* _STATED TASK_
Report how many lines hold the string "Buttons". Give the number and nothing else.

╭─ MATERIAL SHOWN

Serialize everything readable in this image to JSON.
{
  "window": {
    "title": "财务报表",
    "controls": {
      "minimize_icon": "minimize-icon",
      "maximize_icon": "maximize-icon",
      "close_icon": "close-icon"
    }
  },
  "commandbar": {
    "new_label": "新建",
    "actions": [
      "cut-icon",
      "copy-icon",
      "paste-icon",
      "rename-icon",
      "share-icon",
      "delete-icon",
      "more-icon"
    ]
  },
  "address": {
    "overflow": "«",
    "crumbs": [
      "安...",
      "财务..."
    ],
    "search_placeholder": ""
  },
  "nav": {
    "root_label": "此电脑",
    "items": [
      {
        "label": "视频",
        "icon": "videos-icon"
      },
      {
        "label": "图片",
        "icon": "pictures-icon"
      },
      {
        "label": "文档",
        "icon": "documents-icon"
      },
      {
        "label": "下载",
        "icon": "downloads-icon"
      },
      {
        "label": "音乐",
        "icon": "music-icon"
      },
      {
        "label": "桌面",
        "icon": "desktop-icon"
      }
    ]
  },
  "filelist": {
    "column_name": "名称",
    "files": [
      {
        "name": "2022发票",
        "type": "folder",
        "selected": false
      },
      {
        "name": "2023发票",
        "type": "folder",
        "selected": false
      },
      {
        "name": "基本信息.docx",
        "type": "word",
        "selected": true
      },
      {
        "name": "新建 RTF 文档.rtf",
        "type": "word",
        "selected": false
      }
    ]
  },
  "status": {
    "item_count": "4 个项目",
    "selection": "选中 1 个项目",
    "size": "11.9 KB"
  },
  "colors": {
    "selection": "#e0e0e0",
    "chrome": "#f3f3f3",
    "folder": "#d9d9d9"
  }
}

╰─
╭─ MATERIAL SHOWN

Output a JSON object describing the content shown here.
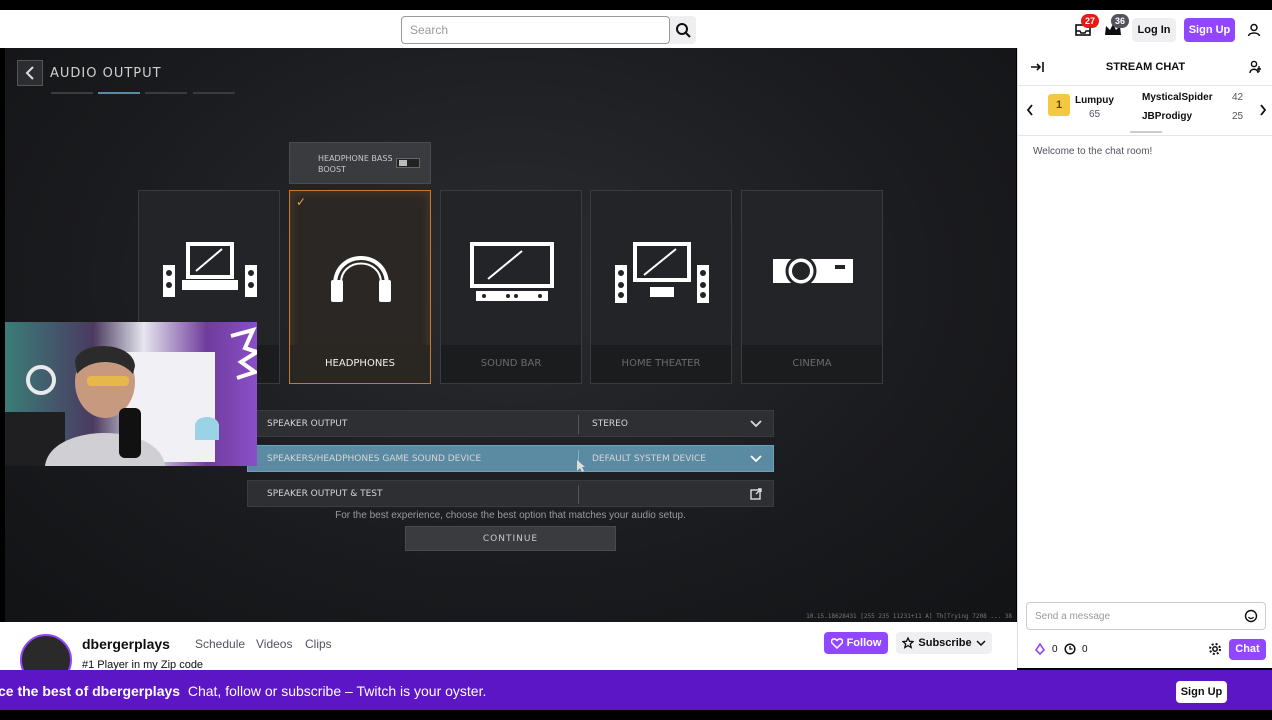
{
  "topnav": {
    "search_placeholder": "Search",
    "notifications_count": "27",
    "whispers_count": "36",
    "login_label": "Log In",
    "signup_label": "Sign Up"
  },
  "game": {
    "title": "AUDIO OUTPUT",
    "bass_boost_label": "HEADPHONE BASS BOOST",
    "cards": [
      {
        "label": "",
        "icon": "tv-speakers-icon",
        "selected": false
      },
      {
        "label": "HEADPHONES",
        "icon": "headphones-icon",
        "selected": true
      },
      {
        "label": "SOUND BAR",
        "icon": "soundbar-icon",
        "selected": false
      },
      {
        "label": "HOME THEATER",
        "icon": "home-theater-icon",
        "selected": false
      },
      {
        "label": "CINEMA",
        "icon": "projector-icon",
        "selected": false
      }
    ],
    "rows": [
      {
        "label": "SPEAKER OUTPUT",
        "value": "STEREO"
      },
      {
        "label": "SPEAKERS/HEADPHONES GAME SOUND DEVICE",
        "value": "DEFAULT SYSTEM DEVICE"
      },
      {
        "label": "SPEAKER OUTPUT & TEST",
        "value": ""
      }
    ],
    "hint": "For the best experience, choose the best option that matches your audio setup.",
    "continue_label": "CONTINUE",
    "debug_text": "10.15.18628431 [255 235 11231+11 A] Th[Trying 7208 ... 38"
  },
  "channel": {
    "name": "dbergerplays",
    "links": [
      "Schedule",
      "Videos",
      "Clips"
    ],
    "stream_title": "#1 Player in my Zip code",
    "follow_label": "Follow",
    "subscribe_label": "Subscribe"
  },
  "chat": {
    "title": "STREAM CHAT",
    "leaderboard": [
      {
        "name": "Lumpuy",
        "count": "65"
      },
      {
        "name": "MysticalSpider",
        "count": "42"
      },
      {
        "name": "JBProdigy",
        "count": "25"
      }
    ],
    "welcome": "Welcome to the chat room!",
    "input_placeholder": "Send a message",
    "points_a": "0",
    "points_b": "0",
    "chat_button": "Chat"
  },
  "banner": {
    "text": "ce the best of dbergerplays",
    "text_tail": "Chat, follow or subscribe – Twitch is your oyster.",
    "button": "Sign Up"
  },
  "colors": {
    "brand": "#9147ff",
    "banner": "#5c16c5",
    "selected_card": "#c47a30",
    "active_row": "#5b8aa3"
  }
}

╰─
╭─ MATERIAL SHOWN

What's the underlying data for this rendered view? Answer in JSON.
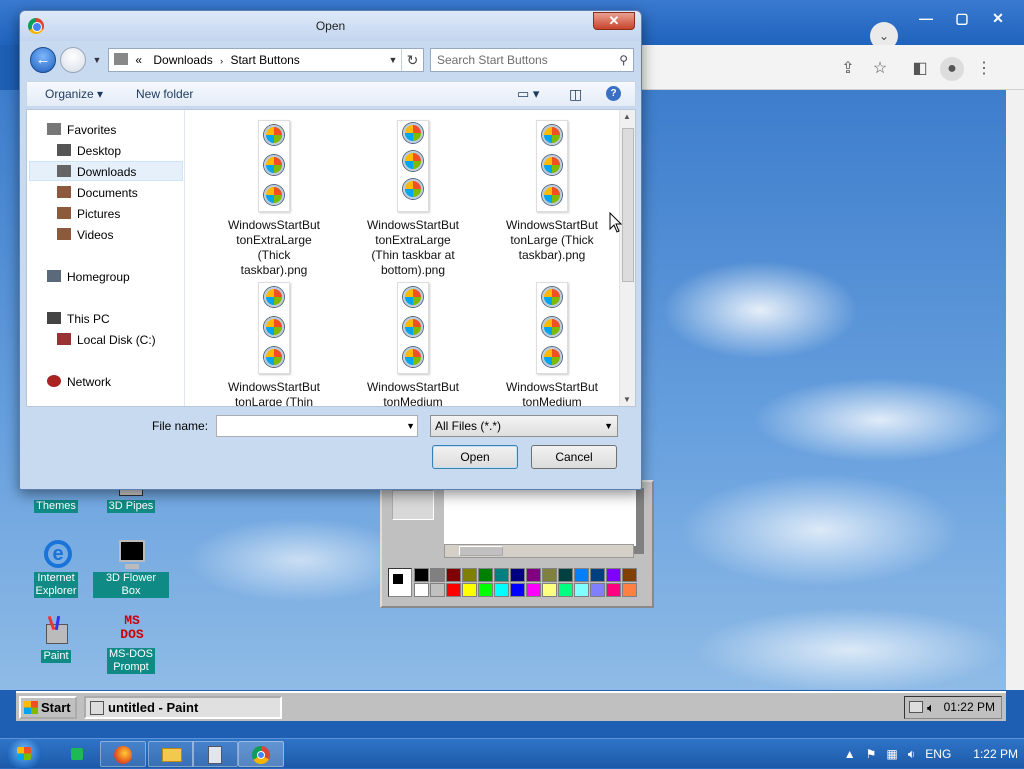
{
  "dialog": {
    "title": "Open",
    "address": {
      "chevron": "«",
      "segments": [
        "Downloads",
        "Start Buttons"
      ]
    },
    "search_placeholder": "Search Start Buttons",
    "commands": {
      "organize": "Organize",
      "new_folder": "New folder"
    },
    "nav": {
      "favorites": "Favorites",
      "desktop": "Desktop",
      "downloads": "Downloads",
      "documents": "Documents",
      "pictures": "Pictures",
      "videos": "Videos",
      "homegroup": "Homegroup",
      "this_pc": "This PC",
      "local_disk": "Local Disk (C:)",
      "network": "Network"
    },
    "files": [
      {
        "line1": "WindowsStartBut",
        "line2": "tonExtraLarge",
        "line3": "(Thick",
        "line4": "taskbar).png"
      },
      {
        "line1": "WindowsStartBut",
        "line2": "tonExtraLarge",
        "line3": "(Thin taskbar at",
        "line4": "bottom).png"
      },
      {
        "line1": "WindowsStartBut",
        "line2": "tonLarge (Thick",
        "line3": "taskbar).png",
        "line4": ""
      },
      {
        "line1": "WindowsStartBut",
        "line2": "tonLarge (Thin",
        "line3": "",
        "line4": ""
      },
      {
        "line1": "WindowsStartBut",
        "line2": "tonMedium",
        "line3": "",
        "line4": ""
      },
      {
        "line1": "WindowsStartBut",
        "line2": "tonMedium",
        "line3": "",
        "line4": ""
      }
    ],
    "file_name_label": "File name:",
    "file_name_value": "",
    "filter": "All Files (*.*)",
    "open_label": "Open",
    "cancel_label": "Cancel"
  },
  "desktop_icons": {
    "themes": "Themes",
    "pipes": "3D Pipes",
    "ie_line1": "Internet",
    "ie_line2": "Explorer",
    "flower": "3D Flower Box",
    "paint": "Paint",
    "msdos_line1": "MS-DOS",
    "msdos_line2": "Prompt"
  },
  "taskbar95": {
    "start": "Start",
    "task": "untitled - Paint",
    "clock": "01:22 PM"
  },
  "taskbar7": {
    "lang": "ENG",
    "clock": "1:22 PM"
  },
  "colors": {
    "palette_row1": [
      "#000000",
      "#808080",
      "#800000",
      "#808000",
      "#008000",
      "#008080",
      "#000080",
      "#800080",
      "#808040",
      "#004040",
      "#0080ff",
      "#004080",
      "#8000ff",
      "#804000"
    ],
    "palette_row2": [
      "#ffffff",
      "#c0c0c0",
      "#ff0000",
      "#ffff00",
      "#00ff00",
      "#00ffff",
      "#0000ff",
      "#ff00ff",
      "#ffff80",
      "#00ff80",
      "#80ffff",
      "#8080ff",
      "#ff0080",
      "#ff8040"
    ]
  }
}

╰─

* _OUTPUT BELOW_
2